▶ **GOAL**
Copy the part of the listing that begins with the line containing "clock-steps: 1. +[#]" and ends with the line containing "arming-th-mode: Arming Mode", including both of those lines.

--- THE RECORDS ---

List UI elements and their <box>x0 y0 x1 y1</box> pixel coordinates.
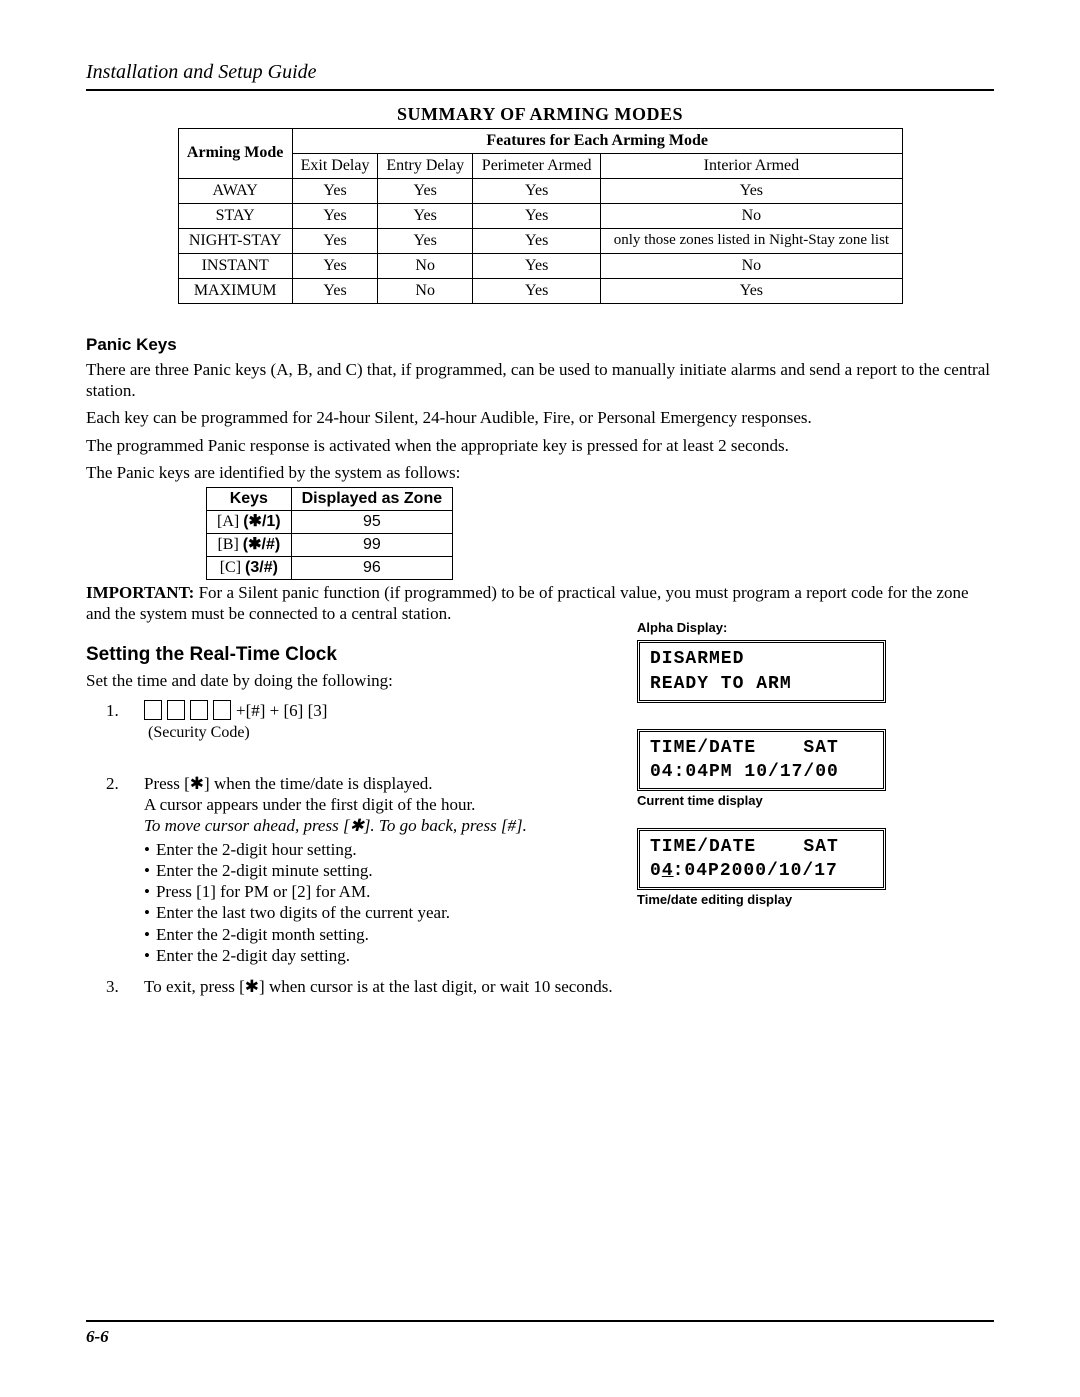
clock-steps: 1. +[#] + [6] [3] (Security Code) 2. Pre… <box>86 700 726 998</box>
code-box-4 <box>213 700 231 720</box>
code-box-2 <box>167 700 185 720</box>
arming-r0-1: Yes <box>378 178 473 203</box>
arming-r0-3: Yes <box>601 178 902 203</box>
arming-sub-2: Perimeter Armed <box>473 153 601 178</box>
panic-p3: The programmed Panic response is activat… <box>86 435 994 456</box>
arming-r0-0: Yes <box>292 178 378 203</box>
lcd-disarmed: DISARMED READY TO ARM <box>637 640 886 703</box>
arming-r3-mode: INSTANT <box>178 253 292 278</box>
alpha-display-label: Alpha Display: <box>637 620 892 636</box>
step-3: 3. To exit, press [✱] when cursor is at … <box>86 976 726 997</box>
panic-r2-key: [C] (3/#) <box>207 557 292 580</box>
code-box-3 <box>190 700 208 720</box>
panic-heading: Panic Keys <box>86 334 994 355</box>
arming-r3-1: No <box>378 253 473 278</box>
panic-p2: Each key can be programmed for 24-hour S… <box>86 407 994 428</box>
panic-p4: The Panic keys are identified by the sys… <box>86 462 994 483</box>
arming-th-mode: Arming Mode <box>178 128 292 178</box>
panic-r2-zone: 96 <box>291 557 453 580</box>
step1-suffix: +[#] + [6] [3] <box>236 700 327 721</box>
panic-r1-key: [B] (✱/#) <box>207 534 292 557</box>
arming-th-features: Features for Each Arming Mode <box>292 128 902 153</box>
panic-table: Keys Displayed as Zone [A] (✱/1) 95 [B] … <box>206 487 453 580</box>
panic-r0-key: [A] (✱/1) <box>207 511 292 534</box>
top-rule <box>86 89 994 91</box>
lcd-time-edit: TIME/DATE SAT 04:04P2000/10/17 <box>637 828 886 891</box>
arming-r1-3: No <box>601 203 902 228</box>
arming-sub-3: Interior Armed <box>601 153 902 178</box>
panic-r1-zone: 99 <box>291 534 453 557</box>
arming-r2-3: only those zones listed in Night-Stay zo… <box>601 228 902 253</box>
arming-r2-0: Yes <box>292 228 378 253</box>
step-1: 1. +[#] + [6] [3] (Security Code) <box>86 700 726 743</box>
important-note: IMPORTANT: For a Silent panic function (… <box>86 582 994 625</box>
arming-r1-1: Yes <box>378 203 473 228</box>
arming-r2-2: Yes <box>473 228 601 253</box>
panic-th-0: Keys <box>207 488 292 511</box>
panic-r0-zone: 95 <box>291 511 453 534</box>
page-number: 6-6 <box>86 1326 994 1347</box>
lcd-time-edit-caption: Time/date editing display <box>637 892 892 908</box>
arming-r3-2: Yes <box>473 253 601 278</box>
arming-r0-mode: AWAY <box>178 178 292 203</box>
panic-th-1: Displayed as Zone <box>291 488 453 511</box>
arming-r2-mode: NIGHT-STAY <box>178 228 292 253</box>
arming-r4-1: No <box>378 278 473 303</box>
arming-sub-1: Entry Delay <box>378 153 473 178</box>
lcd-time-current: TIME/DATE SAT 04:04PM 10/17/00 <box>637 729 886 792</box>
footer: 6-6 <box>86 1320 994 1347</box>
bullet-4: Enter the 2-digit month setting. <box>144 924 726 945</box>
arming-r3-3: No <box>601 253 902 278</box>
lcd-time-current-caption: Current time display <box>637 793 892 809</box>
panic-p1: There are three Panic keys (A, B, and C)… <box>86 359 994 402</box>
arming-table: Arming Mode Features for Each Arming Mod… <box>178 128 903 304</box>
arming-r4-0: Yes <box>292 278 378 303</box>
arming-r1-2: Yes <box>473 203 601 228</box>
arming-r4-3: Yes <box>601 278 902 303</box>
arming-r4-2: Yes <box>473 278 601 303</box>
arming-r1-mode: STAY <box>178 203 292 228</box>
arming-heading: SUMMARY OF ARMING MODES <box>86 103 994 126</box>
arming-r2-1: Yes <box>378 228 473 253</box>
arming-r4-mode: MAXIMUM <box>178 278 292 303</box>
arming-r3-0: Yes <box>292 253 378 278</box>
display-column: Alpha Display: DISARMED READY TO ARM TIM… <box>637 620 892 909</box>
arming-r1-0: Yes <box>292 203 378 228</box>
step3-text: To exit, press [✱] when cursor is at the… <box>144 977 613 996</box>
bullet-5: Enter the 2-digit day setting. <box>144 945 726 966</box>
step-2: 2. Press [✱] when the time/date is displ… <box>86 773 726 966</box>
code-box-1 <box>144 700 162 720</box>
doc-title: Installation and Setup Guide <box>86 60 994 85</box>
arming-sub-0: Exit Delay <box>292 153 378 178</box>
arming-r0-2: Yes <box>473 178 601 203</box>
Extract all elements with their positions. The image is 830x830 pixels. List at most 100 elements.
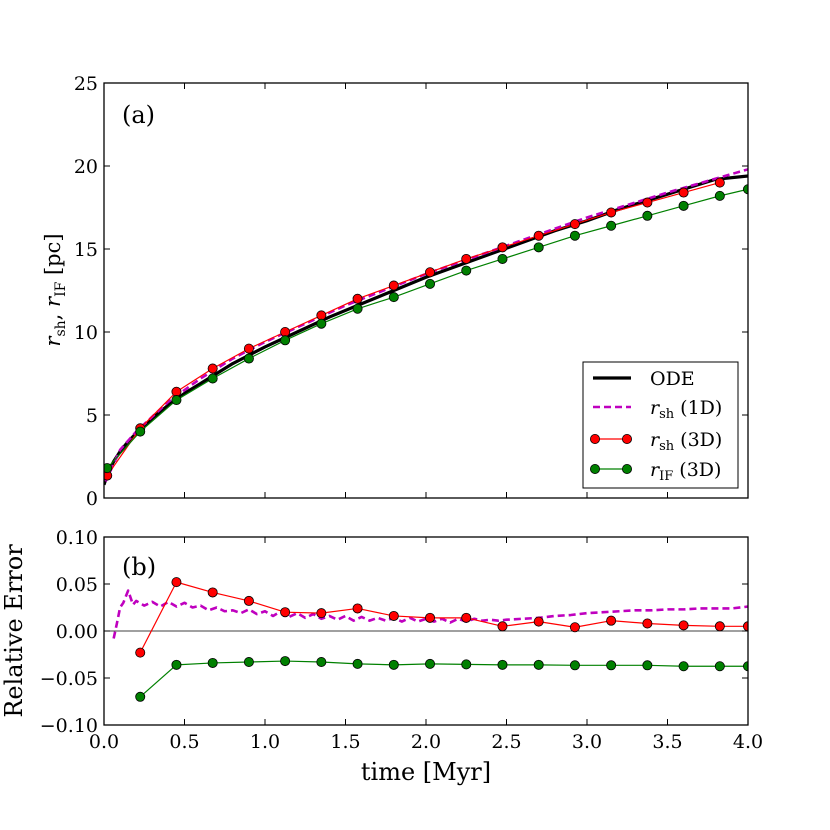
panel-a-ylabel: rsh, rIF [pc] (41, 233, 69, 346)
panel-b-ytick-label: −0.05 (40, 668, 98, 690)
panel-b-series-r-sh-3d-point (606, 615, 617, 626)
panel-b-series-r-if-3d-point (388, 659, 399, 670)
panel-b-series-r-if-3d-point (243, 657, 254, 668)
panel-b-series (104, 577, 748, 702)
panel-b-series-r-sh-3d-point (461, 612, 472, 623)
panel-b-xtick-label: 1.0 (250, 731, 280, 753)
panel-a-ytick-label: 20 (74, 156, 98, 178)
panel-b-xtick-label: 3.0 (572, 731, 602, 753)
panel-b-series-r-sh-3d-point (533, 616, 544, 627)
panel-a-ytick-label: 5 (86, 405, 98, 427)
panel-b-series-r-sh-3d-point (569, 622, 580, 633)
panel-b-series-r-sh-3d-point (135, 647, 146, 658)
panel-b-series-r-sh-3d-point (678, 620, 689, 631)
panel-b-xtick-label: 1.5 (330, 731, 360, 753)
panel-b-series-r-sh-3d-point (743, 621, 748, 632)
panel-a-series-r-sh-3d-point (606, 207, 617, 218)
panel-b-series-r-if-3d-point (352, 658, 363, 669)
panel-a-series-r-sh-3d-point (678, 187, 689, 198)
panel-a-series-r-if-3d-point (569, 230, 580, 241)
panel-a-series-r-if-3d-point (388, 292, 399, 303)
panel-b-series-r-sh-3d-point (714, 621, 725, 632)
panel-a-series-r-if-3d-point (533, 242, 544, 253)
panel-a-series-r-if-3d-point (743, 184, 748, 195)
panel-a-series-r-sh-3d-point (569, 219, 580, 230)
panel-a-series-r-sh-3d-point (171, 386, 182, 397)
panel-b-xtick-label: 2.0 (411, 731, 441, 753)
panel-b-series-r-if-3d-point (569, 660, 580, 671)
legend-ode-label: ODE (650, 368, 695, 390)
panel-a-ytick-label: 15 (74, 239, 98, 261)
panel-b-series-r-sh-3d-line (139, 581, 748, 653)
panel-a-series-r-if-3d-point (678, 200, 689, 211)
panel-b-series-r-sh-3d-point (171, 577, 182, 588)
panel-b-xtick-label: 0.0 (89, 731, 119, 753)
panel-b-series-r-sh-3d-point (352, 603, 363, 614)
panel-b-series-r-if-3d-point (135, 691, 146, 702)
panel-a-ticks: 0 5 10 15 20 25 (74, 73, 749, 510)
panel-a-series-r-sh-3d-point (207, 363, 218, 374)
panel-a-series-r-sh-3d-point (316, 310, 327, 321)
panel-a-series-r-sh-3d-point (425, 267, 436, 278)
panel-b-series-r-if-3d-point (606, 660, 617, 671)
panel-a-series-r-if-3d-point (606, 220, 617, 231)
panel-b-series-r-sh-3d-point (316, 608, 327, 619)
panel-b-xtick-label: 2.5 (491, 731, 521, 753)
panel-a-ytick-label: 0 (86, 488, 98, 510)
panel-b-series-r-if-3d-point (714, 661, 725, 672)
panel-a-series-r-sh-3d-point (388, 280, 399, 291)
panel-a-frame (103, 82, 749, 499)
panel-b-series-r-if-3d-point (743, 661, 748, 672)
panel-b-series-r-sh-3d-point (642, 618, 653, 629)
legend-rsh-3d-marker-left (590, 433, 601, 444)
panel-a-series-r-if-3d-point (352, 303, 363, 314)
panel-b-series-r-if-3d-point (497, 659, 508, 670)
panel-b-series-r-if-3d-point (280, 656, 291, 667)
panel-a-series-r-sh-3d-point (714, 177, 725, 188)
panel-a-series-r-if-3d-point (243, 353, 254, 364)
panel-b-ytick-label: −0.10 (40, 715, 98, 737)
panel-a-series-r-if-3d-point (642, 210, 653, 221)
panel-a-series-r-sh-3d-point (642, 197, 653, 208)
panel-b-ytick-label: 0.00 (56, 621, 98, 643)
panel-b-ytick-label: 0.05 (56, 574, 98, 596)
panel-b-ticks: 0.0 0.5 1.0 1.5 2.0 2.5 3.0 3.5 4.0 −0.10 −0.05 0.0… (40, 527, 763, 753)
panel-b-series-r-if-3d-point (642, 660, 653, 671)
panel-a-series-r-sh-3d-line (106, 182, 720, 476)
panel-a-series-r-sh-3d-point (243, 343, 254, 354)
panel-a-series-r-sh-3d-point (497, 242, 508, 253)
panel-b-series-r-if-3d-point (316, 657, 327, 668)
panel-a-series-r-if-3d-point (461, 265, 472, 276)
legend-rsh-1d-label: rsh (1D) (650, 397, 722, 422)
panel-b-frame (103, 536, 749, 726)
panel-a-series-r-sh-3d-point (461, 253, 472, 264)
panel-b-series-r-if-3d-point (425, 658, 436, 669)
panel-a-series-r-if-3d-point (280, 335, 291, 346)
panel-b-ylabel: Relative Error (0, 544, 28, 718)
panel-a: 0 5 10 15 20 25 (a) rsh, rIF [pc] ODE rsh (1D… (41, 73, 749, 510)
panel-a-series-r-if-3d-point (104, 463, 113, 474)
legend-rif-3d-marker-right (622, 463, 633, 474)
panel-a-series-r-if-3d-point (497, 253, 508, 264)
panel-a-series-r-if-3d-point (207, 373, 218, 384)
panel-a-ytick-label: 25 (74, 73, 98, 95)
panel-a-series-r-if-3d-point (171, 395, 182, 406)
legend-rsh-3d-label: rsh (3D) (650, 429, 722, 454)
panel-b-series-r-sh-3d-point (243, 595, 254, 606)
panel-b-series-r-sh-3d-point (207, 587, 218, 598)
panel-a-label: (a) (122, 101, 155, 129)
legend-rsh-3d-marker-right (622, 433, 633, 444)
panel-b-series-r-if-3d-point (678, 661, 689, 672)
legend: ODE rsh (1D) rsh (3D) rIF (3D) (582, 361, 739, 489)
panel-a-series-r-sh-3d-point (533, 230, 544, 241)
panel-a-series-r-if-3d-point (425, 278, 436, 289)
panel-a-series-r-if-3d-point (714, 190, 725, 201)
legend-entry-rsh-3d: rsh (3D) (590, 429, 722, 454)
panel-a-ytick-label: 10 (74, 322, 98, 344)
panel-b-series-r-if-3d-point (533, 659, 544, 670)
panel-b-series-r-sh-3d-point (280, 607, 291, 618)
panel-b-series-r-sh-3d-point (425, 612, 436, 623)
legend-frame (582, 361, 739, 489)
panel-a-series-r-if-3d-point (135, 426, 146, 437)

---

▶ **ANSWER TO THIS TASK**
clock-steps: 1. +[#] + [6] [3] (Security Code) 2. Pre… <box>86 700 726 998</box>
code-box-4 <box>213 700 231 720</box>
code-box-2 <box>167 700 185 720</box>
arming-r0-1: Yes <box>378 178 473 203</box>
arming-r0-3: Yes <box>601 178 902 203</box>
arming-sub-2: Perimeter Armed <box>473 153 601 178</box>
panic-p3: The programmed Panic response is activat… <box>86 435 994 456</box>
arming-r0-0: Yes <box>292 178 378 203</box>
lcd-disarmed: DISARMED READY TO ARM <box>637 640 886 703</box>
arming-r3-mode: INSTANT <box>178 253 292 278</box>
alpha-display-label: Alpha Display: <box>637 620 892 636</box>
step-3: 3. To exit, press [✱] when cursor is at … <box>86 976 726 997</box>
panic-r2-key: [C] (3/#) <box>207 557 292 580</box>
code-box-3 <box>190 700 208 720</box>
panic-heading: Panic Keys <box>86 334 994 355</box>
arming-r3-1: No <box>378 253 473 278</box>
panic-p2: Each key can be programmed for 24-hour S… <box>86 407 994 428</box>
panic-p4: The Panic keys are identified by the sys… <box>86 462 994 483</box>
arming-th-mode: Arming Mode <box>178 128 292 178</box>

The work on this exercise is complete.